Start Records for the exercise
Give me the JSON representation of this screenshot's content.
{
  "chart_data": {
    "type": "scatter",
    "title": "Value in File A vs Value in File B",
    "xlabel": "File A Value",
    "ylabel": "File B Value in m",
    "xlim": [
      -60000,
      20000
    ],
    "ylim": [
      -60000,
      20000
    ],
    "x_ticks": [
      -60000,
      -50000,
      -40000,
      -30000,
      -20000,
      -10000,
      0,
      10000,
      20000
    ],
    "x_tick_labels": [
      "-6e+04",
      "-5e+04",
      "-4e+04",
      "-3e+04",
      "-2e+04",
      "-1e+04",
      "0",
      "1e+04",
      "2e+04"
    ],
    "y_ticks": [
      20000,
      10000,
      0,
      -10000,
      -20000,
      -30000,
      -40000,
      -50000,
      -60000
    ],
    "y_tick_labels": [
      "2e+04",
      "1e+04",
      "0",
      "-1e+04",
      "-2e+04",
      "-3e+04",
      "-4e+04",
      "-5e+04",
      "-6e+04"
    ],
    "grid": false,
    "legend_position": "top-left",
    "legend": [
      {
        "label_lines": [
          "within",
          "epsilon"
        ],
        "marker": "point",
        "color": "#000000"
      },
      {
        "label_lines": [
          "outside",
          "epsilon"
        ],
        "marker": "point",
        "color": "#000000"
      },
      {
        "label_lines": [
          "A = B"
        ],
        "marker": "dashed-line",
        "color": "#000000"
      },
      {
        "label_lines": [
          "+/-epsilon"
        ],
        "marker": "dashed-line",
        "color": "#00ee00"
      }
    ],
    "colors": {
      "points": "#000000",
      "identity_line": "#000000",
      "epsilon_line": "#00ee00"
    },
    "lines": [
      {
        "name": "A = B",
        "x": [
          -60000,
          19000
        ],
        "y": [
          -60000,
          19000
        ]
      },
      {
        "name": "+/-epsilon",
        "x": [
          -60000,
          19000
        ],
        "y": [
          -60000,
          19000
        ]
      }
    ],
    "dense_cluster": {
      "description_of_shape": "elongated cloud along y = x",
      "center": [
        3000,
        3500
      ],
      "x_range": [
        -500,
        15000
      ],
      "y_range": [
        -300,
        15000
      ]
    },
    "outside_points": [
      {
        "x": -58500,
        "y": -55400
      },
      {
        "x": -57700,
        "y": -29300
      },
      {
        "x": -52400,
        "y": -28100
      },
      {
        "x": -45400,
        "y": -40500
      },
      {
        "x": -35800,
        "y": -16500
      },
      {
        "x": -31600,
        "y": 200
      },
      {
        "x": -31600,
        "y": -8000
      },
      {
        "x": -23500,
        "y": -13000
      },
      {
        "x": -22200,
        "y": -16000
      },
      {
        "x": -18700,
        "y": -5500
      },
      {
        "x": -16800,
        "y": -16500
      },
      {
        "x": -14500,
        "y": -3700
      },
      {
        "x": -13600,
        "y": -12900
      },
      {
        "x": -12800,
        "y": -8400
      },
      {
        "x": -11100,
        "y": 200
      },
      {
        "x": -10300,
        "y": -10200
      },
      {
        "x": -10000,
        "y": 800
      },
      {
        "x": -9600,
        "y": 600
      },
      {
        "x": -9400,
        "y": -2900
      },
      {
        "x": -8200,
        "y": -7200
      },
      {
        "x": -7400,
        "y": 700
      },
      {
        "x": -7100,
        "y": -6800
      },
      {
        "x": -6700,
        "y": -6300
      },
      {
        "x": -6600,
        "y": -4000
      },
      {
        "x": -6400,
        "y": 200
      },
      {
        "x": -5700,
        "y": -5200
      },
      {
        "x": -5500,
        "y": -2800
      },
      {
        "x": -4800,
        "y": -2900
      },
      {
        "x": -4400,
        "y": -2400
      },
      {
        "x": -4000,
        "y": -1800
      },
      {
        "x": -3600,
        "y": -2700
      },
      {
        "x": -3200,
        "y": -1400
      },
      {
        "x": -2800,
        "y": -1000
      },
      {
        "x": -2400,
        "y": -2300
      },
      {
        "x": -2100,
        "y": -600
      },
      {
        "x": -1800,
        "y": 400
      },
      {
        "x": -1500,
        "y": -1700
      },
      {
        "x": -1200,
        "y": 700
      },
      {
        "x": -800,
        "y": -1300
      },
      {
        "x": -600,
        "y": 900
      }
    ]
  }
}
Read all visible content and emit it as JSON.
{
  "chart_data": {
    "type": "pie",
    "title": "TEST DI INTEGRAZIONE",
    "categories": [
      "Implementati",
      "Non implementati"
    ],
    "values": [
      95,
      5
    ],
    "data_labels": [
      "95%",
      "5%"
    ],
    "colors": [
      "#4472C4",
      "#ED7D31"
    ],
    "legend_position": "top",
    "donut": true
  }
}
End Records for the exercise
▶ [Task prompt] Write out the listing once more, matching it exactly.

▶ [Result below]
Give me the JSON representation of this screenshot's content.
{
  "chart_data": {
    "type": "scatter",
    "title": "Value in File A vs Value in File B",
    "xlabel": "File A Value",
    "ylabel": "File B Value in m",
    "xlim": [
      -60000,
      20000
    ],
    "ylim": [
      -60000,
      20000
    ],
    "x_ticks": [
      -60000,
      -50000,
      -40000,
      -30000,
      -20000,
      -10000,
      0,
      10000,
      20000
    ],
    "x_tick_labels": [
      "-6e+04",
      "-5e+04",
      "-4e+04",
      "-3e+04",
      "-2e+04",
      "-1e+04",
      "0",
      "1e+04",
      "2e+04"
    ],
    "y_ticks": [
      20000,
      10000,
      0,
      -10000,
      -20000,
      -30000,
      -40000,
      -50000,
      -60000
    ],
    "y_tick_labels": [
      "2e+04",
      "1e+04",
      "0",
      "-1e+04",
      "-2e+04",
      "-3e+04",
      "-4e+04",
      "-5e+04",
      "-6e+04"
    ],
    "grid": false,
    "legend_position": "top-left",
    "legend": [
      {
        "label_lines": [
          "within",
          "epsilon"
        ],
        "marker": "point",
        "color": "#000000"
      },
      {
        "label_lines": [
          "outside",
          "epsilon"
        ],
        "marker": "point",
        "color": "#000000"
      },
      {
        "label_lines": [
          "A = B"
        ],
        "marker": "dashed-line",
        "color": "#000000"
      },
      {
        "label_lines": [
          "+/-epsilon"
        ],
        "marker": "dashed-line",
        "color": "#00ee00"
      }
    ],
    "colors": {
      "points": "#000000",
      "identity_line": "#000000",
      "epsilon_line": "#00ee00"
    },
    "lines": [
      {
        "name": "A = B",
        "x": [
          -60000,
          19000
        ],
        "y": [
          -60000,
          19000
        ]
      },
      {
        "name": "+/-epsilon",
        "x": [
          -60000,
          19000
        ],
        "y": [
          -60000,
          19000
        ]
      }
    ],
    "dense_cluster": {
      "description_of_shape": "elongated cloud along y = x",
      "center": [
        3000,
        3500
      ],
      "x_range": [
        -500,
        15000
      ],
      "y_range": [
        -300,
        15000
      ]
    },
    "outside_points": [
      {
        "x": -58500,
        "y": -55400
      },
      {
        "x": -57700,
        "y": -29300
      },
      {
        "x": -52400,
        "y": -28100
      },
      {
        "x": -45400,
        "y": -40500
      },
      {
        "x": -35800,
        "y": -16500
      },
      {
        "x": -31600,
        "y": 200
      },
      {
        "x": -31600,
        "y": -8000
      },
      {
        "x": -23500,
        "y": -13000
      },
      {
        "x": -22200,
        "y": -16000
      },
      {
        "x": -18700,
        "y": -5500
      },
      {
        "x": -16800,
        "y": -16500
      },
      {
        "x": -14500,
        "y": -3700
      },
      {
        "x": -13600,
        "y": -12900
      },
      {
        "x": -12800,
        "y": -8400
      },
      {
        "x": -11100,
        "y": 200
      },
      {
        "x": -10300,
        "y": -10200
      },
      {
        "x": -10000,
        "y": 800
      },
      {
        "x": -9600,
        "y": 600
      },
      {
        "x": -9400,
        "y": -2900
      },
      {
        "x": -8200,
        "y": -7200
      },
      {
        "x": -7400,
        "y": 700
      },
      {
        "x": -7100,
        "y": -6800
      },
      {
        "x": -6700,
        "y": -6300
      },
      {
        "x": -6600,
        "y": -4000
      },
      {
        "x": -6400,
        "y": 200
      },
      {
        "x": -5700,
        "y": -5200
      },
      {
        "x": -5500,
        "y": -2800
      },
      {
        "x": -4800,
        "y": -2900
      },
      {
        "x": -4400,
        "y": -2400
      },
      {
        "x": -4000,
        "y": -1800
      },
      {
        "x": -3600,
        "y": -2700
      },
      {
        "x": -3200,
        "y": -1400
      },
      {
        "x": -2800,
        "y": -1000
      },
      {
        "x": -2400,
        "y": -2300
      },
      {
        "x": -2100,
        "y": -600
      },
      {
        "x": -1800,
        "y": 400
      },
      {
        "x": -1500,
        "y": -1700
      },
      {
        "x": -1200,
        "y": 700
      },
      {
        "x": -800,
        "y": -1300
      },
      {
        "x": -600,
        "y": 900
      }
    ]
  }
}
Read all visible content and emit it as JSON.
{
  "chart_data": {
    "type": "pie",
    "title": "TEST DI INTEGRAZIONE",
    "categories": [
      "Implementati",
      "Non implementati"
    ],
    "values": [
      95,
      5
    ],
    "data_labels": [
      "95%",
      "5%"
    ],
    "colors": [
      "#4472C4",
      "#ED7D31"
    ],
    "legend_position": "top",
    "donut": true
  }
}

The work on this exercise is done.